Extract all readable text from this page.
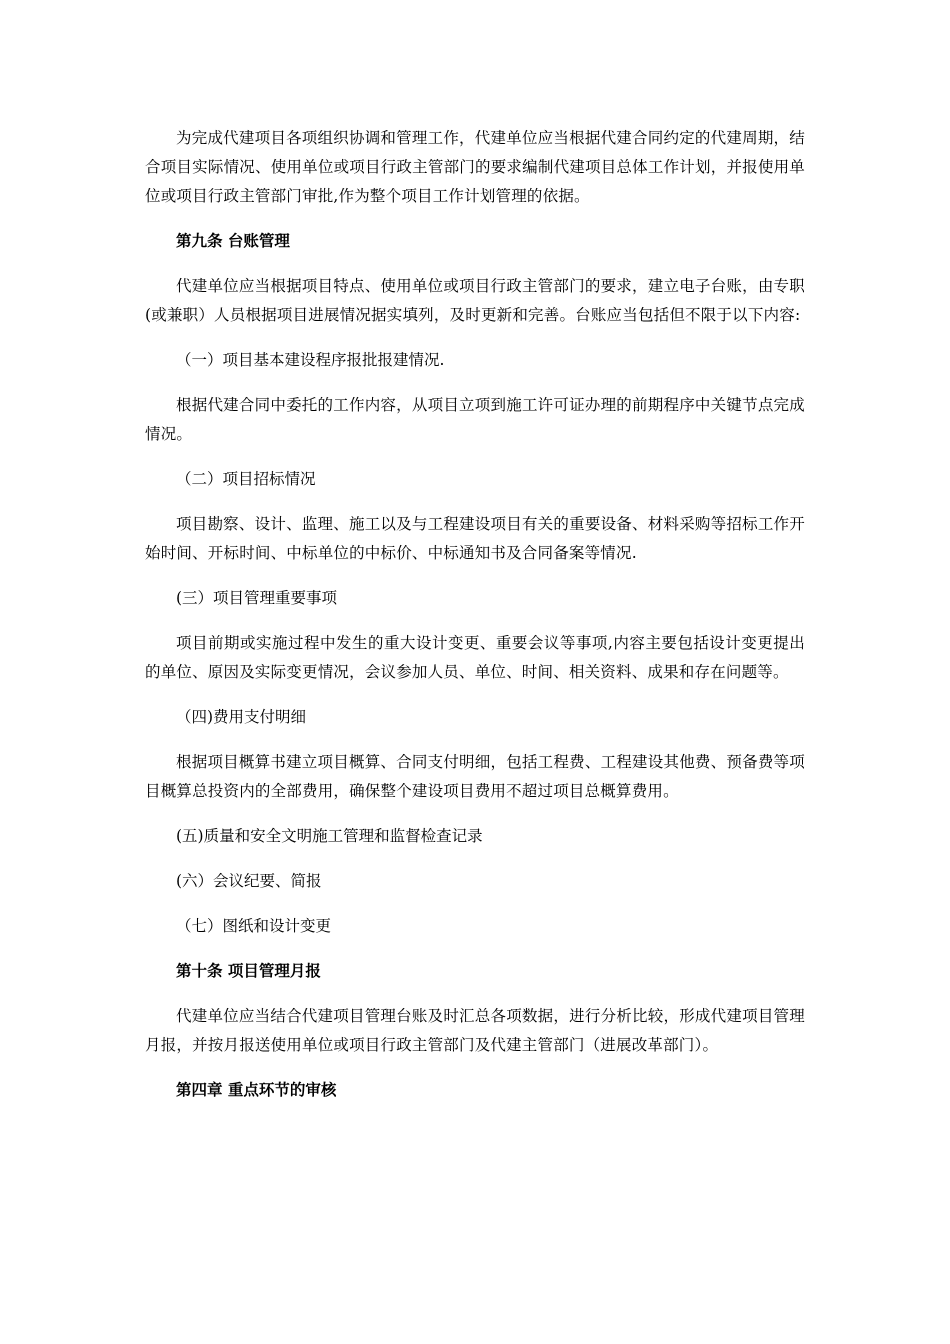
为完成代建项目各项组织协调和管理工作，代建单位应当根据代建合同约定的代建周期，结合项目实际情况、使用单位或项目行政主管部门的要求编制代建项目总体工作计划，并报使用单位或项目行政主管部门审批,作为整个项目工作计划管理的依据。

第九条 台账管理

代建单位应当根据项目特点、使用单位或项目行政主管部门的要求，建立电子台账，由专职(或兼职）人员根据项目进展情况据实填列，及时更新和完善。台账应当包括但不限于以下内容:

（一）项目基本建设程序报批报建情况.

根据代建合同中委托的工作内容，从项目立项到施工许可证办理的前期程序中关键节点完成情况。

（二）项目招标情况

项目勘察、设计、监理、施工以及与工程建设项目有关的重要设备、材料采购等招标工作开始时间、开标时间、中标单位的中标价、中标通知书及合同备案等情况.

(三）项目管理重要事项

项目前期或实施过程中发生的重大设计变更、重要会议等事项,内容主要包括设计变更提出的单位、原因及实际变更情况，会议参加人员、单位、时间、相关资料、成果和存在问题等。

（四)费用支付明细

根据项目概算书建立项目概算、合同支付明细，包括工程费、工程建设其他费、预备费等项目概算总投资内的全部费用，确保整个建设项目费用不超过项目总概算费用。

(五)质量和安全文明施工管理和监督检查记录

(六）会议纪要、简报

（七）图纸和设计变更

第十条 项目管理月报

代建单位应当结合代建项目管理台账及时汇总各项数据，进行分析比较，形成代建项目管理月报，并按月报送使用单位或项目行政主管部门及代建主管部门（进展改革部门）。

第四章 重点环节的审核
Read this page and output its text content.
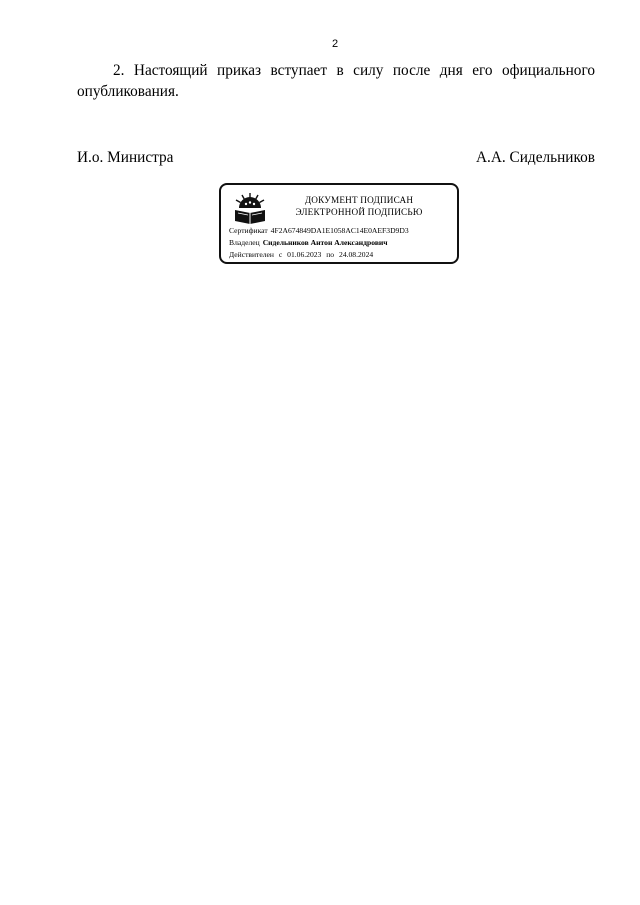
2

2. Настоящий приказ вступает в силу после дня его официального опубликования.

И.о. Министра	А.А. Сидельников
ДОКУМЕНТ ПОДПИСАН
ЭЛЕКТРОННОЙ ПОДПИСЬЮ
Сертификат 4F2A674849DA1E1058AC14E0AEF3D9D3
Владелец Сидельников Антон Александрович
Действителен с 01.06.2023 по 24.08.2024
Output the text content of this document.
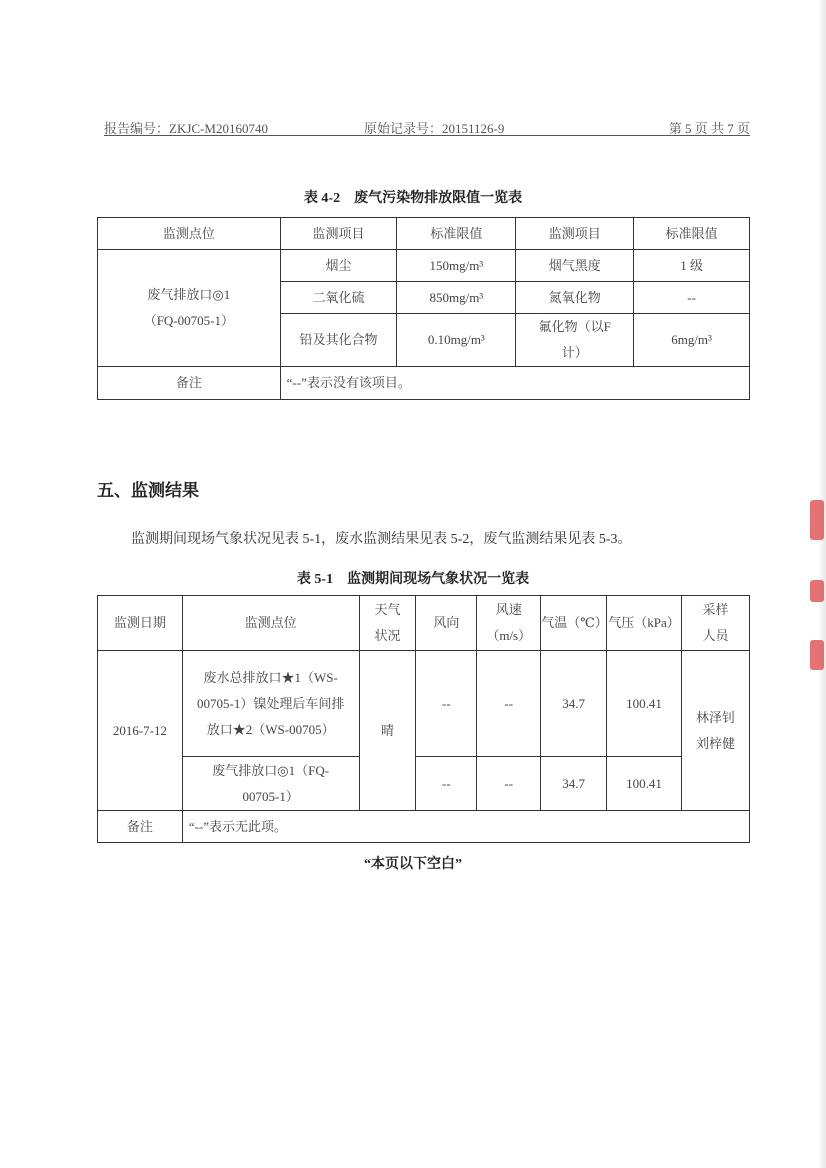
报告编号：ZKJC-M20160740	原始记录号：20151126-9	第 5 页 共 7 页
表 4-2　废气污染物排放限值一览表
监测点位	监测项目	标准限值	监测项目	标准限值

废气排放口◎1
（FQ-00705-1）	烟尘	150mg/m³	烟气黑度	1 级
	二氧化硫	850mg/m³	氮氧化物	--
	铅及其化合物	0.10mg/m³	氟化物（以F计）	6mg/m³
备注	“--”表示没有该项目。			
五、监测结果
监测期间现场气象状况见表 5-1，废水监测结果见表 5-2，废气监测结果见表 5-3。
表 5-1　监测期间现场气象状况一览表
监测日期	监测点位	天气状况	风向	风速（m/s）	气温（℃）	气压（kPa）	采样人员
2016-7-12	废水总排放口★1（WS-00705-1）镍处理后车间排放口★2（WS-00705）	晴	--	--	34.7	100.41	林泽钊 刘梓健
	废气排放口◎1（FQ-00705-1）		--	--	34.7	100.41	
备注	“--”表示无此项。						
“本页以下空白”
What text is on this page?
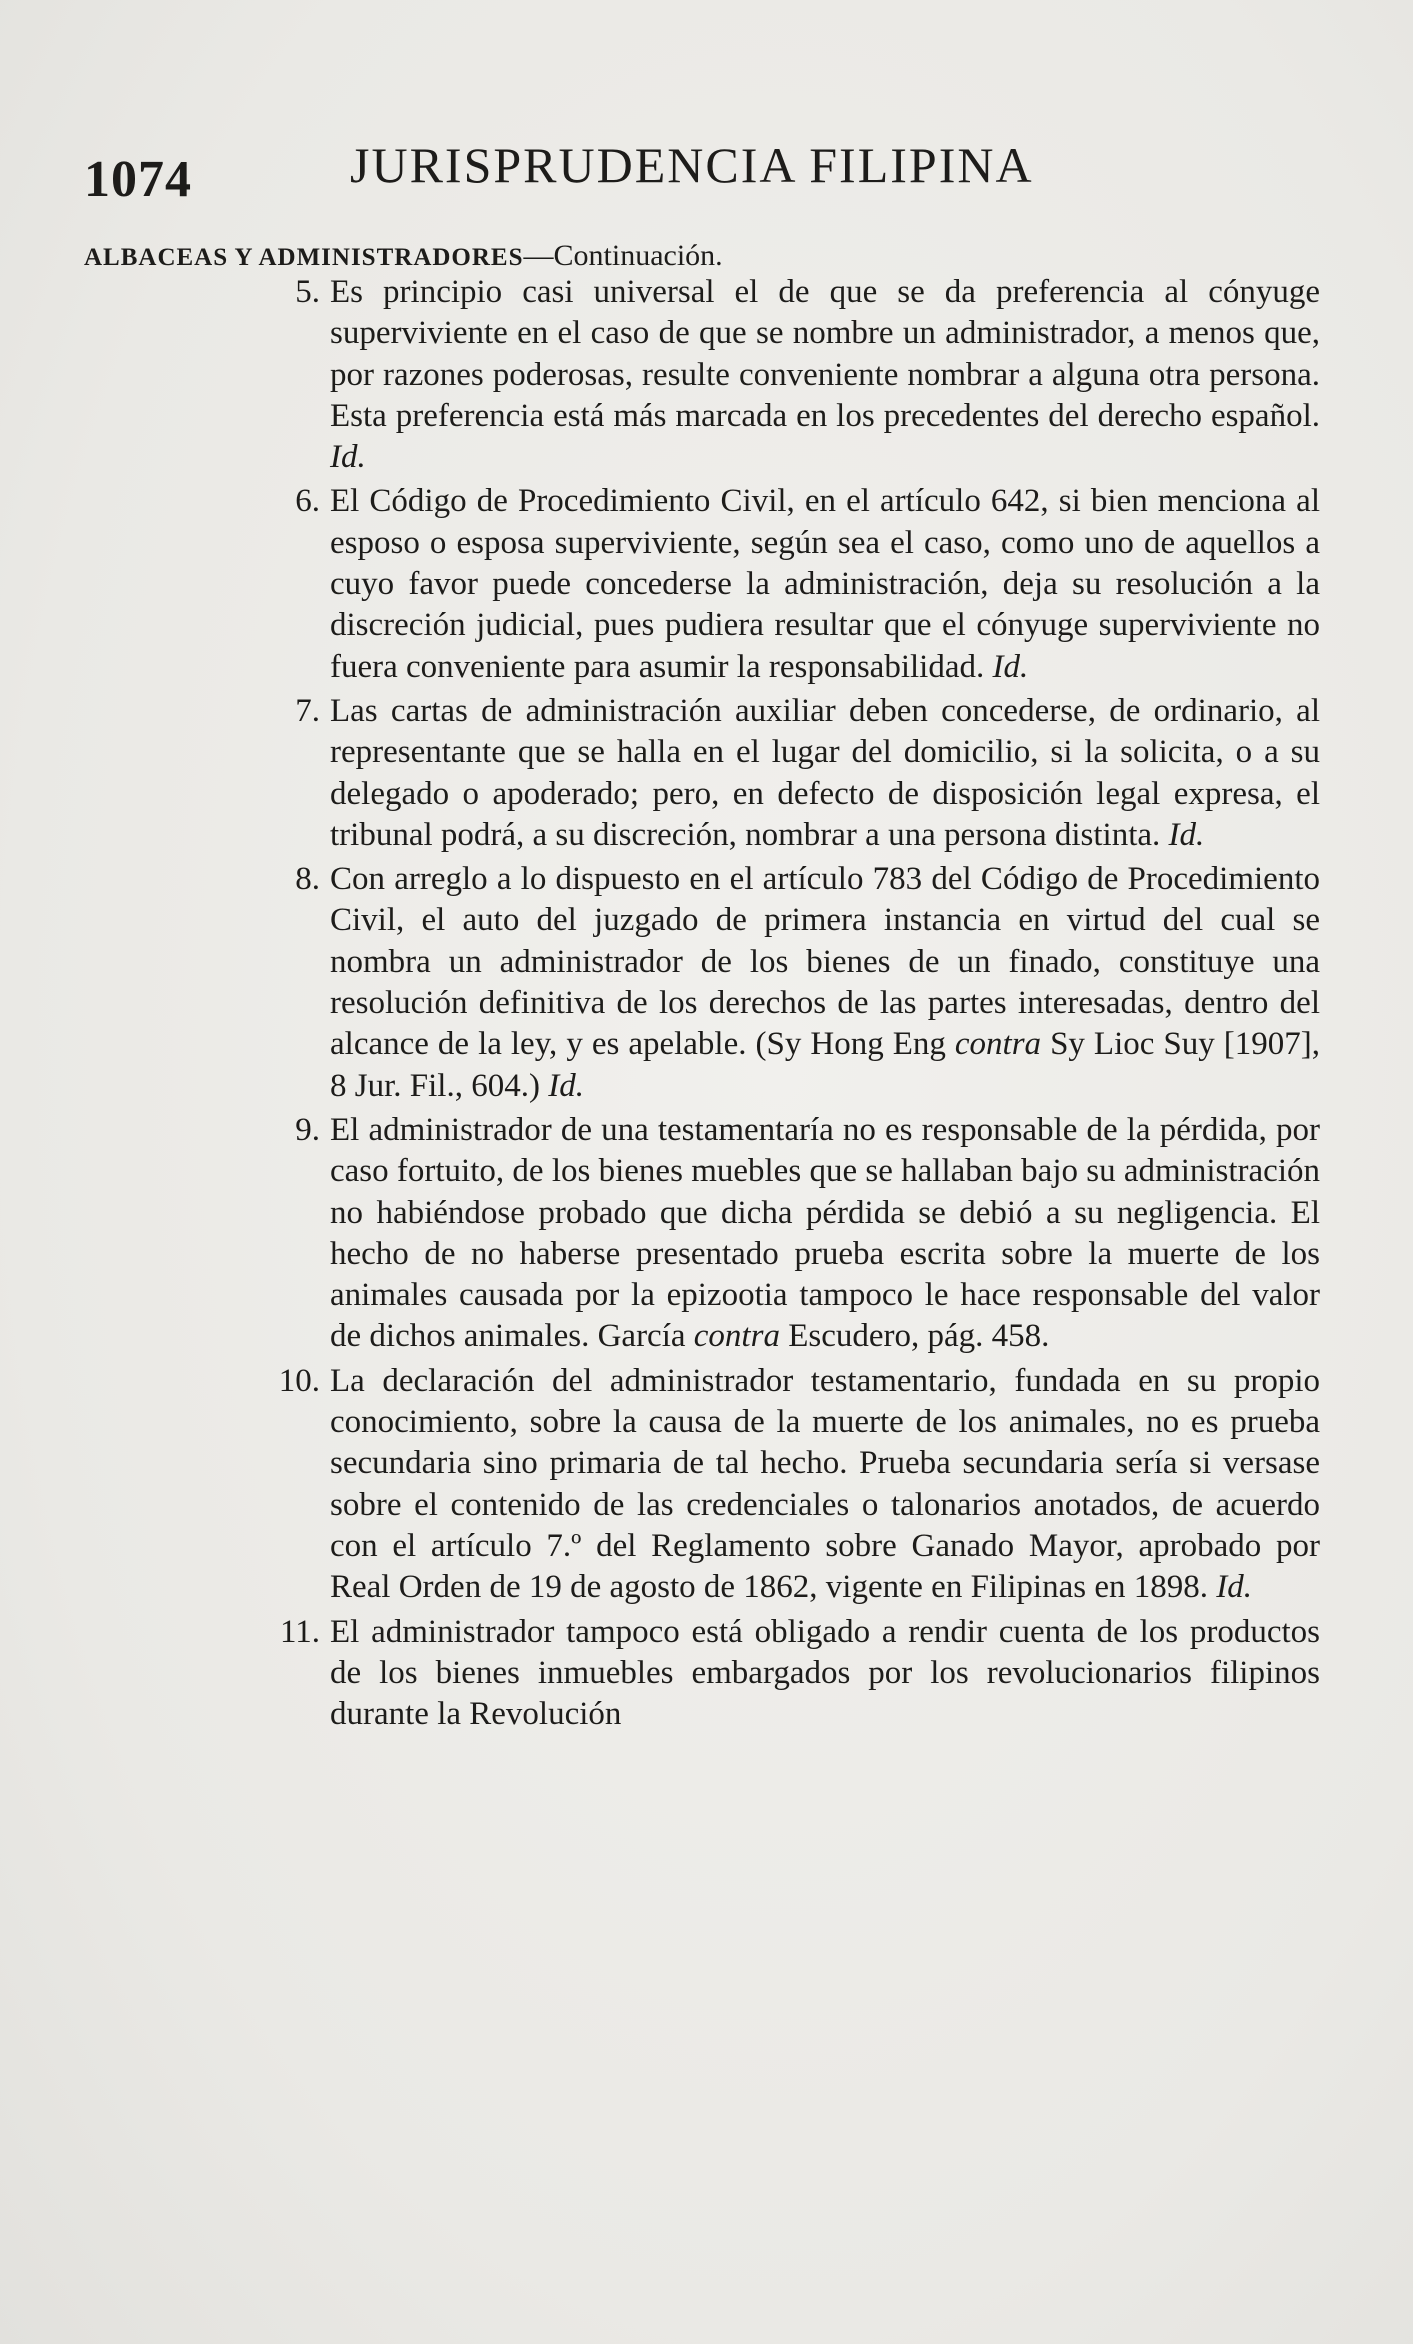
1074	JURISPRUDENCIA FILIPINA
ALBACEAS Y ADMINISTRADORES—Continuación.

5. Es principio casi universal el de que se da preferencia al cónyuge superviviente en el caso de que se nombre un administrador, a menos que, por razones poderosas, resulte conveniente nombrar a alguna otra persona. Esta preferencia está más marcada en los precedentes del derecho español. Id.

6. El Código de Procedimiento Civil, en el artículo 642, si bien menciona al esposo o esposa superviviente, según sea el caso, como uno de aquellos a cuyo favor puede concederse la administración, deja su resolución a la discreción judicial, pues pudiera resultar que el cónyuge superviviente no fuera conveniente para asumir la responsabilidad. Id.

7. Las cartas de administración auxiliar deben concederse, de ordinario, al representante que se halla en el lugar del domicilio, si la solicita, o a su delegado o apoderado; pero, en defecto de disposición legal expresa, el tribunal podrá, a su discreción, nombrar a una persona distinta. Id.

8. Con arreglo a lo dispuesto en el artículo 783 del Código de Procedimiento Civil, el auto del juzgado de primera instancia en virtud del cual se nombra un administrador de los bienes de un finado, constituye una resolución definitiva de los derechos de las partes interesadas, dentro del alcance de la ley, y es apelable. (Sy Hong Eng contra Sy Lioc Suy [1907], 8 Jur. Fil., 604.) Id.

9. El administrador de una testamentaría no es responsable de la pérdida, por caso fortuito, de los bienes muebles que se hallaban bajo su administración no habiéndose probado que dicha pérdida se debió a su negligencia. El hecho de no haberse presentado prueba escrita sobre la muerte de los animales causada por la epizootia tampoco le hace responsable del valor de dichos animales. García contra Escudero, pág. 458.

10. La declaración del administrador testamentario, fundada en su propio conocimiento, sobre la causa de la muerte de los animales, no es prueba secundaria sino primaria de tal hecho. Prueba secundaria sería si versase sobre el contenido de las credenciales o talonarios anotados, de acuerdo con el artículo 7.º del Reglamento sobre Ganado Mayor, aprobado por Real Orden de 19 de agosto de 1862, vigente en Filipinas en 1898. Id.

11. El administrador tampoco está obligado a rendir cuenta de los productos de los bienes inmuebles embargados por los revolucionarios filipinos durante la Revolución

> **What you will do**:
Pick out the lines that contain "Сидельников" and copy them.

> **Written reply**:
И.о. Министра	А.А. Сидельников
Владелец Сидельников Антон Александрович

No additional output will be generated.